Dataset entries
......
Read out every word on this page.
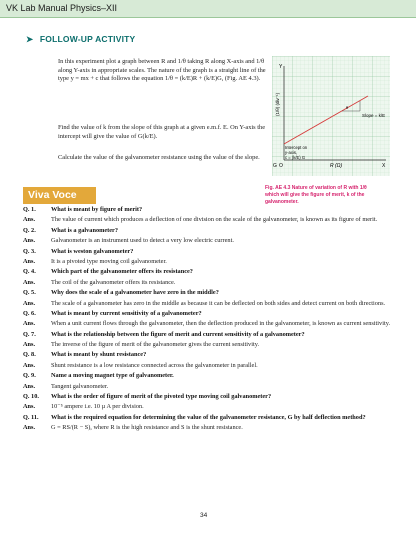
VK Lab Manual Physics–XII
➤ FOLLOW-UP ACTIVITY
In this experiment plot a graph between R and 1/θ taking R along X-axis and 1/θ along Y-axis in appropriate scales. The nature of the graph is a straight line of the type y = mx + c that follows the equation 1/θ = (k/E)R + (k/E)G, (Fig. AE 4.3).
Find the value of k from the slope of this graph at a given e.m.f. E. On Y-axis the intercept will give the value of G(k/E).
Calculate the value of the galvanometer resistance using the value of the slope.
Y
X
O	R (Ω)
(1/θ) (div⁻¹)	θ
Slope = k/E
Intercept on
y-axis,
c = (k/E) G
G
Fig. AE 4.3 Nature of variation of R with 1/θ which will give the figure of merit, k of the galvanometer.
Viva Voce
Q. 1.	What is meant by figure of merit?
Ans.	The value of current which produces a deflection of one division on the scale of the galvanometer, is known as its figure of merit.
Q. 2.	What is a galvanometer?
Ans.	Galvanometer is an instrument used to detect a very low electric current.
Q. 3.	What is weston galvanometer?
Ans.	It is a pivoted type moving coil galvanometer.
Q. 4.	Which part of the galvanometer offers its resistance?
Ans.	The coil of the galvanometer offers its resistance.
Q. 5.	Why does the scale of a galvanometer have zero in the middle?
Ans.	The scale of a galvanometer has zero in the middle as because it can be deflected on both sides and detect current on both directions.
Q. 6.	What is meant by current sensitivity of a galvanometer?
Ans.	When a unit current flows through the galvanometer, then the deflection produced in the galvanometer, is known as current sensitivity.
Q. 7.	What is the relationship between the figure of merit and current sensitivity of a galvanometer?
Ans.	The inverse of the figure of merit of the galvanometer gives the current sensitivity.
Q. 8.	What is meant by shunt resistance?
Ans.	Shunt resistance is a low resistance connected across the galvanometer in parallel.
Q. 9.	Name a moving magnet type of galvanometer.
Ans.	Tangent galvanometer.
Q. 10.	What is the order of figure of merit of the pivoted type moving coil galvanometer?
Ans.	10⁻⁵ ampere i.e. 10 µ A per division.
Q. 11.	What is the required equation for determining the value of the galvanometer resistance, G by half deflection method?
Ans.	G = RS/(R − S), where R is the high resistance and S is the shunt resistance.
34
......
### [DO THIS]
Your copy should match the entries exactly, minus the pictures.

### [ANSWER FOR THE TASK]
Read out every word on this page.
VK Lab Manual Physics–XII
➤ FOLLOW-UP ACTIVITY
In this experiment plot a graph between R and 1/θ taking R along X-axis and 1/θ along Y-axis in appropriate scales. The nature of the graph is a straight line of the type y = mx + c that follows the equation 1/θ = (k/E)R + (k/E)G, (Fig. AE 4.3).
Find the value of k from the slope of this graph at a given e.m.f. E. On Y-axis the intercept will give the value of G(k/E).
Calculate the value of the galvanometer resistance using the value of the slope.
Y
X
O	R (Ω)
(1/θ) (div⁻¹)	θ
Slope = k/E
Intercept on
y-axis,
c = (k/E) G
G
Fig. AE 4.3 Nature of variation of R with 1/θ which will give the figure of merit, k of the galvanometer.
Viva Voce
Q. 1.	What is meant by figure of merit?
Ans.	The value of current which produces a deflection of one division on the scale of the galvanometer, is known as its figure of merit.
Q. 2.	What is a galvanometer?
Ans.	Galvanometer is an instrument used to detect a very low electric current.
Q. 3.	What is weston galvanometer?
Ans.	It is a pivoted type moving coil galvanometer.
Q. 4.	Which part of the galvanometer offers its resistance?
Ans.	The coil of the galvanometer offers its resistance.
Q. 5.	Why does the scale of a galvanometer have zero in the middle?
Ans.	The scale of a galvanometer has zero in the middle as because it can be deflected on both sides and detect current on both directions.
Q. 6.	What is meant by current sensitivity of a galvanometer?
Ans.	When a unit current flows through the galvanometer, then the deflection produced in the galvanometer, is known as current sensitivity.
Q. 7.	What is the relationship between the figure of merit and current sensitivity of a galvanometer?
Ans.	The inverse of the figure of merit of the galvanometer gives the current sensitivity.
Q. 8.	What is meant by shunt resistance?
Ans.	Shunt resistance is a low resistance connected across the galvanometer in parallel.
Q. 9.	Name a moving magnet type of galvanometer.
Ans.	Tangent galvanometer.
Q. 10.	What is the order of figure of merit of the pivoted type moving coil galvanometer?
Ans.	10⁻⁵ ampere i.e. 10 µ A per division.
Q. 11.	What is the required equation for determining the value of the galvanometer resistance, G by half deflection method?
Ans.	G = RS/(R − S), where R is the high resistance and S is the shunt resistance.
34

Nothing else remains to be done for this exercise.